Aim of the task: Repeat the whole of the data, keeping every detail the same.
-- START --
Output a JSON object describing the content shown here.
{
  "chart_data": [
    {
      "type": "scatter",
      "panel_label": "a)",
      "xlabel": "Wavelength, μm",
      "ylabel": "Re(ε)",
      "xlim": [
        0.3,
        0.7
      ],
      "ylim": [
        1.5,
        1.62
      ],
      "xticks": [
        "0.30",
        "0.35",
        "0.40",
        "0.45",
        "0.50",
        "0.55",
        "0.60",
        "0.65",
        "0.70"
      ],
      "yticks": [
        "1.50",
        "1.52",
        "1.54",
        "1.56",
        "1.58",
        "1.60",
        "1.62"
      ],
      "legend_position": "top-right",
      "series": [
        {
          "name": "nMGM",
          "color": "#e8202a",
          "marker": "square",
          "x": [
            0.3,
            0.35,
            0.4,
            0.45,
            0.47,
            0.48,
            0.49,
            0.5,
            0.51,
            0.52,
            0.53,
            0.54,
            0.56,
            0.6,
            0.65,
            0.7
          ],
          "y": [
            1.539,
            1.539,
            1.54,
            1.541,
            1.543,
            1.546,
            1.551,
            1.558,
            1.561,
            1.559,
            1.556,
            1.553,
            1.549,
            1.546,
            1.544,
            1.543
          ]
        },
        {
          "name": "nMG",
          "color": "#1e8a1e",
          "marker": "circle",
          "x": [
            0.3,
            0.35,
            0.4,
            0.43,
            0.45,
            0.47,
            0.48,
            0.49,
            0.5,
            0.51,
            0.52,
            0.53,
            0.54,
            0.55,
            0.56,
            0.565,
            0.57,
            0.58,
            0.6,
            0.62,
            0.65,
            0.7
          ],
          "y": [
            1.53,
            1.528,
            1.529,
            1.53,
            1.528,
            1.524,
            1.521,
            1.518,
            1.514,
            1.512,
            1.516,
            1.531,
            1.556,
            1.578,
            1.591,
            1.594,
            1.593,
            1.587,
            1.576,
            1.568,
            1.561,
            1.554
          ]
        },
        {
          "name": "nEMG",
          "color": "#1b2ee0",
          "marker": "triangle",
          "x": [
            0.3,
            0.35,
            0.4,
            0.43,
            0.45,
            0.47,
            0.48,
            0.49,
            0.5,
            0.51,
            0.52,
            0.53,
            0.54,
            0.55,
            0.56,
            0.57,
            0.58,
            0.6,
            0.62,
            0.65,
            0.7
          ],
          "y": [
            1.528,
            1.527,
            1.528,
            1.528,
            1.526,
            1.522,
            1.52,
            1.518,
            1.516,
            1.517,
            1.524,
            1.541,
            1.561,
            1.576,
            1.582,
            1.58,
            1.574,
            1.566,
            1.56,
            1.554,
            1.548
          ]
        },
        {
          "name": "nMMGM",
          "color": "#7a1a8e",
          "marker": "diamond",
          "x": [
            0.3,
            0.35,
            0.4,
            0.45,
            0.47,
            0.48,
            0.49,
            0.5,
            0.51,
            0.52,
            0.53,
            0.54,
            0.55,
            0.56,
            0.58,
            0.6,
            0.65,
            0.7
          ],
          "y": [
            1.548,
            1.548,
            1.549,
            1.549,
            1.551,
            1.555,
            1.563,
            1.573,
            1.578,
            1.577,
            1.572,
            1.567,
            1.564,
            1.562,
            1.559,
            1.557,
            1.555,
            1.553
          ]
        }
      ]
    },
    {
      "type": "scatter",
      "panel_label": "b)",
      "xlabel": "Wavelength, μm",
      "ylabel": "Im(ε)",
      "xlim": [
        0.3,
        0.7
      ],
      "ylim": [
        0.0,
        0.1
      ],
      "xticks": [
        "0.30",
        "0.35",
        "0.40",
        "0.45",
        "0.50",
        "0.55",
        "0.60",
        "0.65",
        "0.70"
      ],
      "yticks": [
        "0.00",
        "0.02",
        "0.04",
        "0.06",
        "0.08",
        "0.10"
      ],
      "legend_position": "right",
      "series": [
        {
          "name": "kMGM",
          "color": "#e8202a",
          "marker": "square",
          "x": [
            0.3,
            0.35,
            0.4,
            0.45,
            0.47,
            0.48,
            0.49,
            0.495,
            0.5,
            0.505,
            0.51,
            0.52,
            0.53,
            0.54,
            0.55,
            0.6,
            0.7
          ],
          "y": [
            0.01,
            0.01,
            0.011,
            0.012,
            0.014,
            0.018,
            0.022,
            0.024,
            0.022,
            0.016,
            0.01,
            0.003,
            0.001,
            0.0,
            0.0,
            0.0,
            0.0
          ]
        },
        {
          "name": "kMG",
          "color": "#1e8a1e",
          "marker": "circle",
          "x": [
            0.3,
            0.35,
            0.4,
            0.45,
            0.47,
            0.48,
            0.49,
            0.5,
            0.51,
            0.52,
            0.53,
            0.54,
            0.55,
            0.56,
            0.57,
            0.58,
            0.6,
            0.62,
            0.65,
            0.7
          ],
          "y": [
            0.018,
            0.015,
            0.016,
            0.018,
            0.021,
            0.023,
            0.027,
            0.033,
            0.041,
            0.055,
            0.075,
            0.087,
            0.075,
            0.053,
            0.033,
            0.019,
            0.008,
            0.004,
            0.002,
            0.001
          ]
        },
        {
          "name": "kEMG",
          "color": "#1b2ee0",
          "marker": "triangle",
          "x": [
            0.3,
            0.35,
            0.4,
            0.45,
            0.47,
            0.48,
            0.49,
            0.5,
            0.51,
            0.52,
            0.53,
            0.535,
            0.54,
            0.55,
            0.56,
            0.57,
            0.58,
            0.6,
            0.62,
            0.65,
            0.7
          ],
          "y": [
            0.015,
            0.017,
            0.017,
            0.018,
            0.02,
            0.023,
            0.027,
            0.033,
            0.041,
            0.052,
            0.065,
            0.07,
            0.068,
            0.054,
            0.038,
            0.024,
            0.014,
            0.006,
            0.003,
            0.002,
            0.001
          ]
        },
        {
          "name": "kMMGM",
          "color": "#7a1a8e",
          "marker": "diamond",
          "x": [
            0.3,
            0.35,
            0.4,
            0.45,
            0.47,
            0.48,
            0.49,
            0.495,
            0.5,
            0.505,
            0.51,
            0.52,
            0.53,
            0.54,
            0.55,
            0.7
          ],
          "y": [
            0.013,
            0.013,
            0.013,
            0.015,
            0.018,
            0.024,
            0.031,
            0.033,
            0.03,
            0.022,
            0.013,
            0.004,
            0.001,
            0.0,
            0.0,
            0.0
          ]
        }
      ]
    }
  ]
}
-- END --
The response:
Output a JSON object describing the content shown here.
{
  "chart_data": [
    {
      "type": "scatter",
      "panel_label": "a)",
      "xlabel": "Wavelength, μm",
      "ylabel": "Re(ε)",
      "xlim": [
        0.3,
        0.7
      ],
      "ylim": [
        1.5,
        1.62
      ],
      "xticks": [
        "0.30",
        "0.35",
        "0.40",
        "0.45",
        "0.50",
        "0.55",
        "0.60",
        "0.65",
        "0.70"
      ],
      "yticks": [
        "1.50",
        "1.52",
        "1.54",
        "1.56",
        "1.58",
        "1.60",
        "1.62"
      ],
      "legend_position": "top-right",
      "series": [
        {
          "name": "nMGM",
          "color": "#e8202a",
          "marker": "square",
          "x": [
            0.3,
            0.35,
            0.4,
            0.45,
            0.47,
            0.48,
            0.49,
            0.5,
            0.51,
            0.52,
            0.53,
            0.54,
            0.56,
            0.6,
            0.65,
            0.7
          ],
          "y": [
            1.539,
            1.539,
            1.54,
            1.541,
            1.543,
            1.546,
            1.551,
            1.558,
            1.561,
            1.559,
            1.556,
            1.553,
            1.549,
            1.546,
            1.544,
            1.543
          ]
        },
        {
          "name": "nMG",
          "color": "#1e8a1e",
          "marker": "circle",
          "x": [
            0.3,
            0.35,
            0.4,
            0.43,
            0.45,
            0.47,
            0.48,
            0.49,
            0.5,
            0.51,
            0.52,
            0.53,
            0.54,
            0.55,
            0.56,
            0.565,
            0.57,
            0.58,
            0.6,
            0.62,
            0.65,
            0.7
          ],
          "y": [
            1.53,
            1.528,
            1.529,
            1.53,
            1.528,
            1.524,
            1.521,
            1.518,
            1.514,
            1.512,
            1.516,
            1.531,
            1.556,
            1.578,
            1.591,
            1.594,
            1.593,
            1.587,
            1.576,
            1.568,
            1.561,
            1.554
          ]
        },
        {
          "name": "nEMG",
          "color": "#1b2ee0",
          "marker": "triangle",
          "x": [
            0.3,
            0.35,
            0.4,
            0.43,
            0.45,
            0.47,
            0.48,
            0.49,
            0.5,
            0.51,
            0.52,
            0.53,
            0.54,
            0.55,
            0.56,
            0.57,
            0.58,
            0.6,
            0.62,
            0.65,
            0.7
          ],
          "y": [
            1.528,
            1.527,
            1.528,
            1.528,
            1.526,
            1.522,
            1.52,
            1.518,
            1.516,
            1.517,
            1.524,
            1.541,
            1.561,
            1.576,
            1.582,
            1.58,
            1.574,
            1.566,
            1.56,
            1.554,
            1.548
          ]
        },
        {
          "name": "nMMGM",
          "color": "#7a1a8e",
          "marker": "diamond",
          "x": [
            0.3,
            0.35,
            0.4,
            0.45,
            0.47,
            0.48,
            0.49,
            0.5,
            0.51,
            0.52,
            0.53,
            0.54,
            0.55,
            0.56,
            0.58,
            0.6,
            0.65,
            0.7
          ],
          "y": [
            1.548,
            1.548,
            1.549,
            1.549,
            1.551,
            1.555,
            1.563,
            1.573,
            1.578,
            1.577,
            1.572,
            1.567,
            1.564,
            1.562,
            1.559,
            1.557,
            1.555,
            1.553
          ]
        }
      ]
    },
    {
      "type": "scatter",
      "panel_label": "b)",
      "xlabel": "Wavelength, μm",
      "ylabel": "Im(ε)",
      "xlim": [
        0.3,
        0.7
      ],
      "ylim": [
        0.0,
        0.1
      ],
      "xticks": [
        "0.30",
        "0.35",
        "0.40",
        "0.45",
        "0.50",
        "0.55",
        "0.60",
        "0.65",
        "0.70"
      ],
      "yticks": [
        "0.00",
        "0.02",
        "0.04",
        "0.06",
        "0.08",
        "0.10"
      ],
      "legend_position": "right",
      "series": [
        {
          "name": "kMGM",
          "color": "#e8202a",
          "marker": "square",
          "x": [
            0.3,
            0.35,
            0.4,
            0.45,
            0.47,
            0.48,
            0.49,
            0.495,
            0.5,
            0.505,
            0.51,
            0.52,
            0.53,
            0.54,
            0.55,
            0.6,
            0.7
          ],
          "y": [
            0.01,
            0.01,
            0.011,
            0.012,
            0.014,
            0.018,
            0.022,
            0.024,
            0.022,
            0.016,
            0.01,
            0.003,
            0.001,
            0.0,
            0.0,
            0.0,
            0.0
          ]
        },
        {
          "name": "kMG",
          "color": "#1e8a1e",
          "marker": "circle",
          "x": [
            0.3,
            0.35,
            0.4,
            0.45,
            0.47,
            0.48,
            0.49,
            0.5,
            0.51,
            0.52,
            0.53,
            0.54,
            0.55,
            0.56,
            0.57,
            0.58,
            0.6,
            0.62,
            0.65,
            0.7
          ],
          "y": [
            0.018,
            0.015,
            0.016,
            0.018,
            0.021,
            0.023,
            0.027,
            0.033,
            0.041,
            0.055,
            0.075,
            0.087,
            0.075,
            0.053,
            0.033,
            0.019,
            0.008,
            0.004,
            0.002,
            0.001
          ]
        },
        {
          "name": "kEMG",
          "color": "#1b2ee0",
          "marker": "triangle",
          "x": [
            0.3,
            0.35,
            0.4,
            0.45,
            0.47,
            0.48,
            0.49,
            0.5,
            0.51,
            0.52,
            0.53,
            0.535,
            0.54,
            0.55,
            0.56,
            0.57,
            0.58,
            0.6,
            0.62,
            0.65,
            0.7
          ],
          "y": [
            0.015,
            0.017,
            0.017,
            0.018,
            0.02,
            0.023,
            0.027,
            0.033,
            0.041,
            0.052,
            0.065,
            0.07,
            0.068,
            0.054,
            0.038,
            0.024,
            0.014,
            0.006,
            0.003,
            0.002,
            0.001
          ]
        },
        {
          "name": "kMMGM",
          "color": "#7a1a8e",
          "marker": "diamond",
          "x": [
            0.3,
            0.35,
            0.4,
            0.45,
            0.47,
            0.48,
            0.49,
            0.495,
            0.5,
            0.505,
            0.51,
            0.52,
            0.53,
            0.54,
            0.55,
            0.7
          ],
          "y": [
            0.013,
            0.013,
            0.013,
            0.015,
            0.018,
            0.024,
            0.031,
            0.033,
            0.03,
            0.022,
            0.013,
            0.004,
            0.001,
            0.0,
            0.0,
            0.0
          ]
        }
      ]
    }
  ]
}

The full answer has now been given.